Below is a listing; copy all of it exactly.

## Material shown
__________________________________________________

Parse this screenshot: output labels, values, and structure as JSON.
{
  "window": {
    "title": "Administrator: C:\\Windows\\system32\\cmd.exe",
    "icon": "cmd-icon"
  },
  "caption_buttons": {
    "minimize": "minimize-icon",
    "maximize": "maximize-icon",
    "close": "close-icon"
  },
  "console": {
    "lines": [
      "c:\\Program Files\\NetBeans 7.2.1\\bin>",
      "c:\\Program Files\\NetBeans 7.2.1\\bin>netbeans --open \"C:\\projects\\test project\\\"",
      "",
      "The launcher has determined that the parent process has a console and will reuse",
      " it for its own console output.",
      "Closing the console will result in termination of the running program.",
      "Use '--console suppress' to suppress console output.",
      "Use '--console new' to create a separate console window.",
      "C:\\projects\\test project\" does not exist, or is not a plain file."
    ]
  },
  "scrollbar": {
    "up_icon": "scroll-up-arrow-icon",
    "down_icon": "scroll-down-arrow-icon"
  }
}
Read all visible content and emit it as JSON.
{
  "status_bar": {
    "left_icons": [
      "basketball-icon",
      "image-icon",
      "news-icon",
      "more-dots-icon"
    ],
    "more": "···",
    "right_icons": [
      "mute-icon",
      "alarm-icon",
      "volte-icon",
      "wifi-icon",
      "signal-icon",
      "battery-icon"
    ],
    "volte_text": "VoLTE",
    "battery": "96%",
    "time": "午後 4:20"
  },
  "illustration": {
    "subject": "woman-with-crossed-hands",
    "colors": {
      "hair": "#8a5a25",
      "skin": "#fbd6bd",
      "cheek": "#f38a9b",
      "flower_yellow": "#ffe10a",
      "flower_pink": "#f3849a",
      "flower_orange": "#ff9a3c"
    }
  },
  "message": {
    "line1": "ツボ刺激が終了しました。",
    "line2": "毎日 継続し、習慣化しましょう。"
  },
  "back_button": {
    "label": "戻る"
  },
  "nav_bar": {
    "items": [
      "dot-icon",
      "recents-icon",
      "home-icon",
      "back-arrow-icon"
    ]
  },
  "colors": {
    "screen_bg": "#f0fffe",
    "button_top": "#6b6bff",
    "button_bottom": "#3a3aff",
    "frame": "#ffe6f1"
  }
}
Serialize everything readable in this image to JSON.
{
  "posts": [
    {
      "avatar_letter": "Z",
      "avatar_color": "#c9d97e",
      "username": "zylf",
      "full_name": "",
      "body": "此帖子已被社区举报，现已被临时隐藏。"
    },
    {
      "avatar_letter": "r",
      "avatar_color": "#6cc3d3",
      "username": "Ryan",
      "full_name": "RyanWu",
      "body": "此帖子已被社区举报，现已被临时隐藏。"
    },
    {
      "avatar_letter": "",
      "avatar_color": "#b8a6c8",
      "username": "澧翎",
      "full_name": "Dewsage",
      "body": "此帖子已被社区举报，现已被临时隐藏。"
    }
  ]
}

__________________________________________________

## Task output
Parse this screenshot: output labels, values, and structure as JSON.
{
  "window": {
    "title": "Administrator: C:\\Windows\\system32\\cmd.exe",
    "icon": "cmd-icon"
  },
  "caption_buttons": {
    "minimize": "minimize-icon",
    "maximize": "maximize-icon",
    "close": "close-icon"
  },
  "console": {
    "lines": [
      "c:\\Program Files\\NetBeans 7.2.1\\bin>",
      "c:\\Program Files\\NetBeans 7.2.1\\bin>netbeans --open \"C:\\projects\\test project\\\"",
      "",
      "The launcher has determined that the parent process has a console and will reuse",
      " it for its own console output.",
      "Closing the console will result in termination of the running program.",
      "Use '--console suppress' to suppress console output.",
      "Use '--console new' to create a separate console window.",
      "C:\\projects\\test project\" does not exist, or is not a plain file."
    ]
  },
  "scrollbar": {
    "up_icon": "scroll-up-arrow-icon",
    "down_icon": "scroll-down-arrow-icon"
  }
}
Read all visible content and emit it as JSON.
{
  "status_bar": {
    "left_icons": [
      "basketball-icon",
      "image-icon",
      "news-icon",
      "more-dots-icon"
    ],
    "more": "···",
    "right_icons": [
      "mute-icon",
      "alarm-icon",
      "volte-icon",
      "wifi-icon",
      "signal-icon",
      "battery-icon"
    ],
    "volte_text": "VoLTE",
    "battery": "96%",
    "time": "午後 4:20"
  },
  "illustration": {
    "subject": "woman-with-crossed-hands",
    "colors": {
      "hair": "#8a5a25",
      "skin": "#fbd6bd",
      "cheek": "#f38a9b",
      "flower_yellow": "#ffe10a",
      "flower_pink": "#f3849a",
      "flower_orange": "#ff9a3c"
    }
  },
  "message": {
    "line1": "ツボ刺激が終了しました。",
    "line2": "毎日 継続し、習慣化しましょう。"
  },
  "back_button": {
    "label": "戻る"
  },
  "nav_bar": {
    "items": [
      "dot-icon",
      "recents-icon",
      "home-icon",
      "back-arrow-icon"
    ]
  },
  "colors": {
    "screen_bg": "#f0fffe",
    "button_top": "#6b6bff",
    "button_bottom": "#3a3aff",
    "frame": "#ffe6f1"
  }
}
Serialize everything readable in this image to JSON.
{
  "posts": [
    {
      "avatar_letter": "Z",
      "avatar_color": "#c9d97e",
      "username": "zylf",
      "full_name": "",
      "body": "此帖子已被社区举报，现已被临时隐藏。"
    },
    {
      "avatar_letter": "r",
      "avatar_color": "#6cc3d3",
      "username": "Ryan",
      "full_name": "RyanWu",
      "body": "此帖子已被社区举报，现已被临时隐藏。"
    },
    {
      "avatar_letter": "",
      "avatar_color": "#b8a6c8",
      "username": "澧翎",
      "full_name": "Dewsage",
      "body": "此帖子已被社区举报，现已被临时隐藏。"
    }
  ]
}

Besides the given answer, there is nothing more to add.